INSTRUCTIONS TO FOLLOW
Pull out every line in the records that contains the string "groove".

_ _ _ _

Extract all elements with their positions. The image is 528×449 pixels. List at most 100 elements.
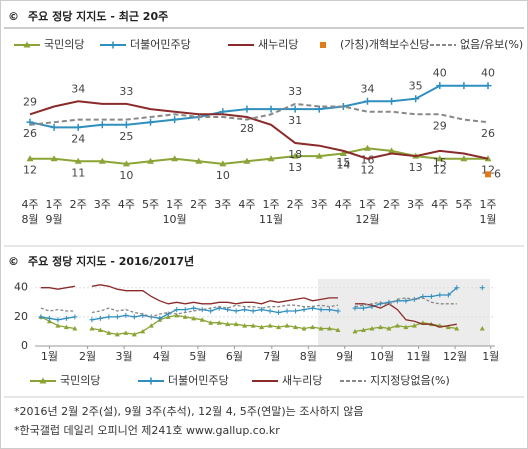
legend-label: 새누리당: [282, 374, 322, 387]
marker: [267, 323, 273, 328]
marker: [106, 330, 112, 335]
marker: [388, 97, 396, 105]
marker: [233, 321, 239, 327]
marker: [147, 157, 155, 164]
marker: [445, 292, 451, 298]
marker: [148, 323, 154, 328]
copyright-mark: ©: [8, 10, 19, 23]
marker: [388, 147, 396, 154]
marker: [114, 314, 120, 320]
legend-label: (가칭)개혁보수신당: [340, 38, 430, 51]
marker: [327, 326, 333, 331]
marker: [293, 324, 299, 330]
marker: [485, 171, 491, 178]
marker: [291, 152, 299, 159]
legend-label: 더불어민주당: [130, 38, 191, 51]
x-tick-label: 4주: [431, 198, 448, 211]
marker: [46, 315, 52, 321]
marker: [267, 308, 273, 314]
value-label: 31: [288, 114, 302, 127]
marker: [276, 324, 282, 330]
x-tick-label: 8월: [300, 350, 317, 363]
marker: [208, 320, 214, 325]
value-label: 34: [71, 82, 85, 95]
marker: [243, 157, 251, 164]
marker: [250, 323, 256, 328]
x-tick-label: 2월: [79, 350, 96, 363]
marker: [301, 326, 307, 331]
footnote: *한국갤럽 데일리 오피니언 제241호 www.gallup.co.kr: [14, 423, 280, 437]
marker: [360, 327, 366, 332]
marker: [386, 326, 392, 331]
marker: [74, 157, 82, 164]
marker: [195, 157, 203, 164]
y-tick-label: 20: [14, 310, 28, 323]
x-tick-label: 11월: [407, 350, 431, 363]
y-tick-label: 40: [14, 281, 28, 294]
marker: [72, 314, 78, 320]
marker: [352, 328, 358, 334]
copyright-mark: ©: [8, 255, 19, 268]
value-label: 29: [23, 95, 37, 108]
marker: [242, 307, 248, 313]
x-month-label: 1월: [479, 213, 496, 226]
legend-marker: [23, 41, 31, 48]
marker: [55, 323, 61, 328]
value-label: 34: [360, 82, 374, 95]
marker: [428, 293, 434, 299]
marker: [216, 320, 222, 325]
marker: [131, 314, 137, 320]
marker: [276, 310, 282, 315]
marker: [131, 331, 137, 337]
marker: [335, 327, 341, 332]
value-label: 13: [409, 161, 423, 174]
marker: [182, 314, 188, 319]
series-line: [29, 100, 489, 160]
value-label: 12: [481, 164, 495, 177]
value-label: 12: [23, 164, 37, 177]
marker: [445, 324, 451, 330]
legend-label: 없음/유보(%): [460, 38, 523, 51]
legend-marker: [147, 377, 155, 385]
marker: [140, 328, 146, 334]
value-label: 25: [119, 130, 133, 143]
marker: [46, 318, 52, 324]
marker: [74, 123, 82, 131]
value-label: 14: [336, 158, 350, 171]
marker: [377, 301, 383, 307]
marker: [301, 307, 307, 313]
value-label: 24: [71, 132, 85, 145]
marker: [165, 311, 171, 317]
marker: [315, 152, 323, 159]
marker: [259, 324, 265, 330]
marker: [174, 312, 180, 318]
marker: [339, 149, 347, 156]
marker: [437, 292, 443, 298]
marker: [233, 308, 239, 314]
marker: [291, 105, 299, 113]
marker: [436, 155, 444, 162]
value-label: 18: [288, 148, 302, 161]
marker: [479, 285, 485, 291]
marker: [377, 324, 383, 330]
value-label: 13: [288, 161, 302, 174]
footnote: *2016년 2월 2주(설), 9월 3주(추석), 12월 4, 5주(연말…: [14, 404, 363, 418]
x-tick-label: 1주: [46, 198, 63, 211]
marker: [484, 82, 492, 90]
marker: [63, 324, 69, 330]
value-label: 26: [23, 127, 37, 140]
legend-label: 새누리당: [258, 38, 298, 51]
marker: [310, 324, 316, 330]
x-tick-label: 4주: [21, 198, 38, 211]
marker: [89, 326, 95, 331]
x-month-label: 11월: [259, 213, 283, 226]
marker: [411, 323, 417, 328]
recent-highlight: [318, 279, 490, 346]
x-tick-label: 7월: [263, 350, 280, 363]
marker: [89, 317, 95, 323]
x-month-label: 9월: [46, 213, 63, 226]
x-tick-label: 4주: [118, 198, 135, 211]
x-tick-label: 3주: [94, 198, 111, 211]
marker: [242, 323, 248, 328]
marker: [318, 307, 324, 313]
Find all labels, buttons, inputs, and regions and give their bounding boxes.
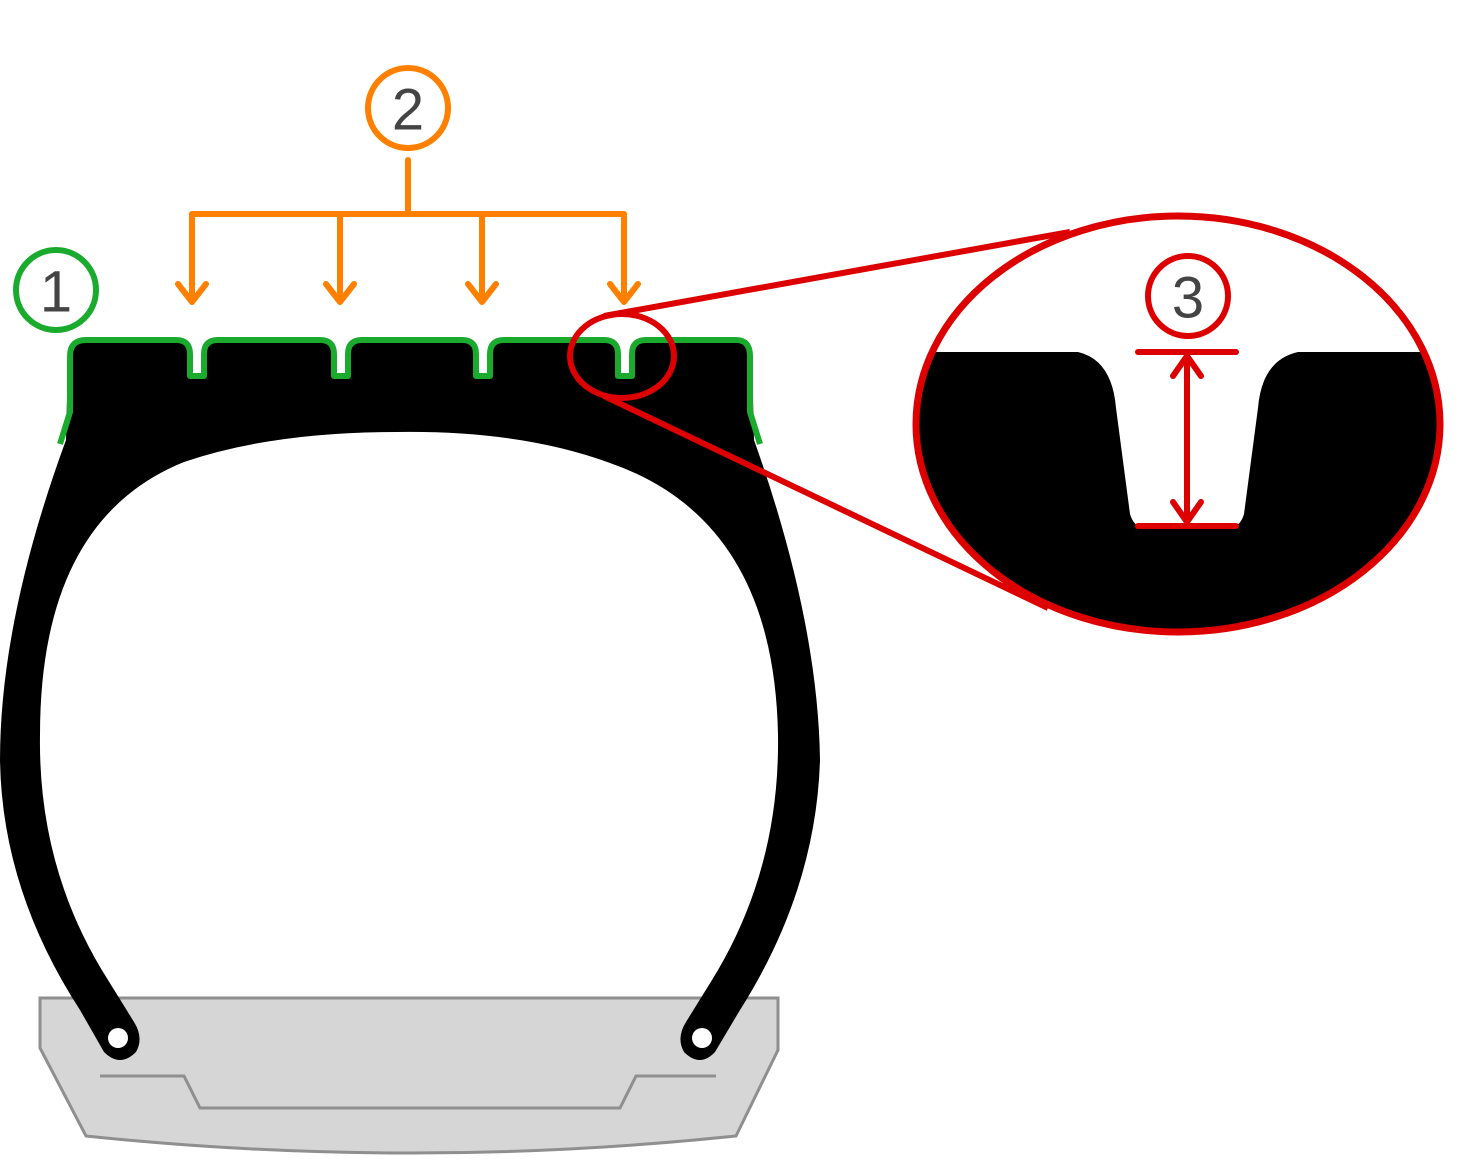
groove-arrow-3 — [465, 211, 499, 305]
callout-1: 1 — [13, 247, 99, 333]
callout-2-circle — [365, 65, 451, 151]
groove-depth-measure — [1135, 349, 1239, 529]
depth-arrow-head-down — [1170, 499, 1204, 525]
tire-body — [0, 342, 820, 1060]
magnified-groove — [916, 352, 1440, 632]
callout-3-circle — [1145, 253, 1231, 339]
groove-arrow-2 — [323, 211, 357, 305]
callout-1-number: 1 — [40, 260, 72, 325]
callout-3: 3 — [1145, 253, 1231, 339]
left-bead-hole — [108, 1028, 128, 1048]
callout-2-number: 2 — [392, 78, 424, 143]
magnifier-lens — [912, 212, 1444, 636]
groove-arrow-4 — [607, 211, 641, 305]
groove-arrow-1 — [175, 211, 209, 305]
wheel-rim-well — [100, 1074, 716, 1110]
depth-arrow-head-up — [1170, 353, 1204, 379]
magnifier-connector-bottom — [602, 393, 1050, 611]
right-bead-hole — [692, 1028, 712, 1048]
groove-arrows — [175, 157, 641, 305]
callout-2: 2 — [365, 65, 451, 151]
magnifier-connector-top — [603, 229, 1071, 319]
callout-3-number: 3 — [1172, 266, 1204, 331]
callout-1-circle — [13, 247, 99, 333]
tread-outline — [57, 337, 763, 445]
wheel-rim — [38, 996, 780, 1155]
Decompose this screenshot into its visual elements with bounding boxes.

_ _ _ _

IN RESPONSE
groove-arrow-3 — [465, 211, 499, 305]
groove-depth-measure — [1135, 349, 1239, 529]
magnified-groove — [916, 352, 1440, 632]
groove-arrow-2 — [323, 211, 357, 305]
groove-arrow-4 — [607, 211, 641, 305]
groove-arrow-1 — [175, 211, 209, 305]
groove-arrows — [175, 157, 641, 305]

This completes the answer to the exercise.